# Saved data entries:
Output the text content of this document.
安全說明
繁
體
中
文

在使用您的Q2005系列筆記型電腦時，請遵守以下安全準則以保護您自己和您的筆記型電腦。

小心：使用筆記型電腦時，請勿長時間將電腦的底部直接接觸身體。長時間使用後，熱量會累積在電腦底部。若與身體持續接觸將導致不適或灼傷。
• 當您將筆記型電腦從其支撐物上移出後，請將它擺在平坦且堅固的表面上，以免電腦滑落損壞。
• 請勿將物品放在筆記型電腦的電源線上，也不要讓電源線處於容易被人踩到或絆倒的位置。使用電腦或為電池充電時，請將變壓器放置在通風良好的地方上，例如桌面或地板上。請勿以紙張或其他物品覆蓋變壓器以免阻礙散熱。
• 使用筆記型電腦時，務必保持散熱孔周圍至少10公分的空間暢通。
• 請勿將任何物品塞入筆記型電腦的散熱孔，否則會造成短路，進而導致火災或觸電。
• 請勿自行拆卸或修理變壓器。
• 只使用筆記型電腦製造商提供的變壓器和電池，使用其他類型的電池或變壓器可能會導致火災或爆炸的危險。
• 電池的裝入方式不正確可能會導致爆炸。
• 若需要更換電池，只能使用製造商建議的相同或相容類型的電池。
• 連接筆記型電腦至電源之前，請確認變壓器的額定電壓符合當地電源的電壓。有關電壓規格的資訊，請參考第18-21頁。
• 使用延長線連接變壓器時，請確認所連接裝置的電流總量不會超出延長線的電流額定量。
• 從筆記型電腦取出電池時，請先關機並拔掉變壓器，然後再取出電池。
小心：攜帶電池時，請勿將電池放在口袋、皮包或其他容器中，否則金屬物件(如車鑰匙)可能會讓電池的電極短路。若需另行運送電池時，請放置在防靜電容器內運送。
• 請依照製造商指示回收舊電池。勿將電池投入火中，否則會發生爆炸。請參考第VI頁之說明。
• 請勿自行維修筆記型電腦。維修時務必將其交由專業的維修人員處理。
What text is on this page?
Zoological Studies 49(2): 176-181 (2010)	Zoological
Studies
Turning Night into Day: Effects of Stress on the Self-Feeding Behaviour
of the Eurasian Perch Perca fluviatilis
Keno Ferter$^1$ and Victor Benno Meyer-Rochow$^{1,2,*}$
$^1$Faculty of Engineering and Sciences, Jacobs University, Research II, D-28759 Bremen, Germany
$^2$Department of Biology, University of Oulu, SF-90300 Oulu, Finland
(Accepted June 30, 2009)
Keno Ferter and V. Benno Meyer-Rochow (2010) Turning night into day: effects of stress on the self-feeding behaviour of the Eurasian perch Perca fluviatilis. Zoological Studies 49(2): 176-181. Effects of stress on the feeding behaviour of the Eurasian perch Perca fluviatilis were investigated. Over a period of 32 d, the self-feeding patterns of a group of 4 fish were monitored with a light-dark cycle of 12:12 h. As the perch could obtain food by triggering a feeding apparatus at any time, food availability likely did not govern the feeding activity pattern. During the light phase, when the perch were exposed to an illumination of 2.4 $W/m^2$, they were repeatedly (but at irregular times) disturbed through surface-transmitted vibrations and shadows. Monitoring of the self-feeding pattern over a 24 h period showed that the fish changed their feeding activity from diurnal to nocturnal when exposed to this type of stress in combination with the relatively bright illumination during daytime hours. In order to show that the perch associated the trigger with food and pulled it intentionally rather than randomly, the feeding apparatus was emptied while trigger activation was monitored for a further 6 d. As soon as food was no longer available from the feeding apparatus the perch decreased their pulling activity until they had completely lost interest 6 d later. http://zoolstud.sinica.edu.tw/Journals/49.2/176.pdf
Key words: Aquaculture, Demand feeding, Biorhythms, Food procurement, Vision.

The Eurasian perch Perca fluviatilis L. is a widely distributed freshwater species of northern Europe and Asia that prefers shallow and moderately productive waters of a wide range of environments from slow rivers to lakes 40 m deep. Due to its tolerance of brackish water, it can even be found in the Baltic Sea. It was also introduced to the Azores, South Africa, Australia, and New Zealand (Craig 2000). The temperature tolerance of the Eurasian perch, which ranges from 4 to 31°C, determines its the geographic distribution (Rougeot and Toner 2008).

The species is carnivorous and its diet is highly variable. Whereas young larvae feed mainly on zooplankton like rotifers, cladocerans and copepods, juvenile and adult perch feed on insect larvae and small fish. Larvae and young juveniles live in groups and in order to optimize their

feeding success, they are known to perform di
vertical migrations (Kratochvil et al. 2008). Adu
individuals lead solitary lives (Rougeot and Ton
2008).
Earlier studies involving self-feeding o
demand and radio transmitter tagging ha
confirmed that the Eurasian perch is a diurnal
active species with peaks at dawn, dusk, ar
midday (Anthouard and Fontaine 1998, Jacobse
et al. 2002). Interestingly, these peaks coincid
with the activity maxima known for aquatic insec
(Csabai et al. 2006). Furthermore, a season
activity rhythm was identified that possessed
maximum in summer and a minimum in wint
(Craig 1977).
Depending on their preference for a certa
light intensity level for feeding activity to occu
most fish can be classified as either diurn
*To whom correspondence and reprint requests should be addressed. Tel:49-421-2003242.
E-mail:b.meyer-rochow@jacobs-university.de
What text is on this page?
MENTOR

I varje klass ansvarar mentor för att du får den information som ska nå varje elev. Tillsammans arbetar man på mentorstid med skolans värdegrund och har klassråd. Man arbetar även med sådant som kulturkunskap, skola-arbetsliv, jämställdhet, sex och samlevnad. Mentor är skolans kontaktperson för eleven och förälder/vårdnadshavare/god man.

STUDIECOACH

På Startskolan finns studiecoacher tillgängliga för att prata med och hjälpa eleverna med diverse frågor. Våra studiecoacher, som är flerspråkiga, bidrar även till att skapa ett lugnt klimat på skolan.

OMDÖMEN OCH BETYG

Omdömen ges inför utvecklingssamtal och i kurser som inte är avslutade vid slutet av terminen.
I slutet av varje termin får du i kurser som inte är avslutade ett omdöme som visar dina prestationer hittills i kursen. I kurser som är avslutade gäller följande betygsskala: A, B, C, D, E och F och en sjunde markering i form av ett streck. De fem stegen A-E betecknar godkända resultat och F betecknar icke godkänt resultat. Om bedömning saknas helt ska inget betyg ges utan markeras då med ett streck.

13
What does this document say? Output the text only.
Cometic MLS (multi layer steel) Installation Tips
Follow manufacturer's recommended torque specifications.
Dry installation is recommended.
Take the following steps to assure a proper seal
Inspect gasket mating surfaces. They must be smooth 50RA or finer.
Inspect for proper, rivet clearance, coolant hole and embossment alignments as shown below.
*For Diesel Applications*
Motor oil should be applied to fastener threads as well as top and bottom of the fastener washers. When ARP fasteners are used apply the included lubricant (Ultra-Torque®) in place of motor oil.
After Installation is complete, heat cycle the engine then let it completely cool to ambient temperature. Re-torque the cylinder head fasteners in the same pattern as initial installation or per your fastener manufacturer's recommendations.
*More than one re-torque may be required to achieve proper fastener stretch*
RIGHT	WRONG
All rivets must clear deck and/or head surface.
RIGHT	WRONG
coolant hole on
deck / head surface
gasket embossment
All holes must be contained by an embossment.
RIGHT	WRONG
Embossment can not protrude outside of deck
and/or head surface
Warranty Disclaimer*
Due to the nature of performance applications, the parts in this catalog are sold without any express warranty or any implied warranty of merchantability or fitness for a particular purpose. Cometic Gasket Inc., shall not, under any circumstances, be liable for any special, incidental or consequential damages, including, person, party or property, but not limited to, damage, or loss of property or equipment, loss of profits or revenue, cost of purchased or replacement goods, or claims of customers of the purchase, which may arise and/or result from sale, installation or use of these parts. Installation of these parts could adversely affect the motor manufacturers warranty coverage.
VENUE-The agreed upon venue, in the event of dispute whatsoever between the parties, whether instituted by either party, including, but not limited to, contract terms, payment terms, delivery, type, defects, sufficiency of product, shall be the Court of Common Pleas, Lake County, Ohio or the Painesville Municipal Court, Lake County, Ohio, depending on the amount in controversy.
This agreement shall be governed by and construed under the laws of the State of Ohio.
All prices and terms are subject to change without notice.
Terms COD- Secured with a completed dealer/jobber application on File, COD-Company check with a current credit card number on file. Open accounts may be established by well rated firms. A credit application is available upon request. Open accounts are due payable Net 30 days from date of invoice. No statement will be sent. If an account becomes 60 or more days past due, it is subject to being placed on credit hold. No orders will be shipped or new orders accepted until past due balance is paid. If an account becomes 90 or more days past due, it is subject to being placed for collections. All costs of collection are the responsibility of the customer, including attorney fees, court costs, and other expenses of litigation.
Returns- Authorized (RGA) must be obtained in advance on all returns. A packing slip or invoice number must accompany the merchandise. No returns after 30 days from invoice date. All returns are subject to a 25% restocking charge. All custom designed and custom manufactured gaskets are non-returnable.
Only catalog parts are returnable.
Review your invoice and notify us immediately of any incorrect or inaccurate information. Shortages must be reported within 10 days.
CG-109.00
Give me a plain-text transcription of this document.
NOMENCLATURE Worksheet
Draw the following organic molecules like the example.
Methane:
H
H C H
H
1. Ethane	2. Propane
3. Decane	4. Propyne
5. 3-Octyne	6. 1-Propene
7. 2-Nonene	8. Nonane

# Instruction:
What is the number of lines in the listing that contain the string "parts"? Reply with that number alone.

# Correct answer:
2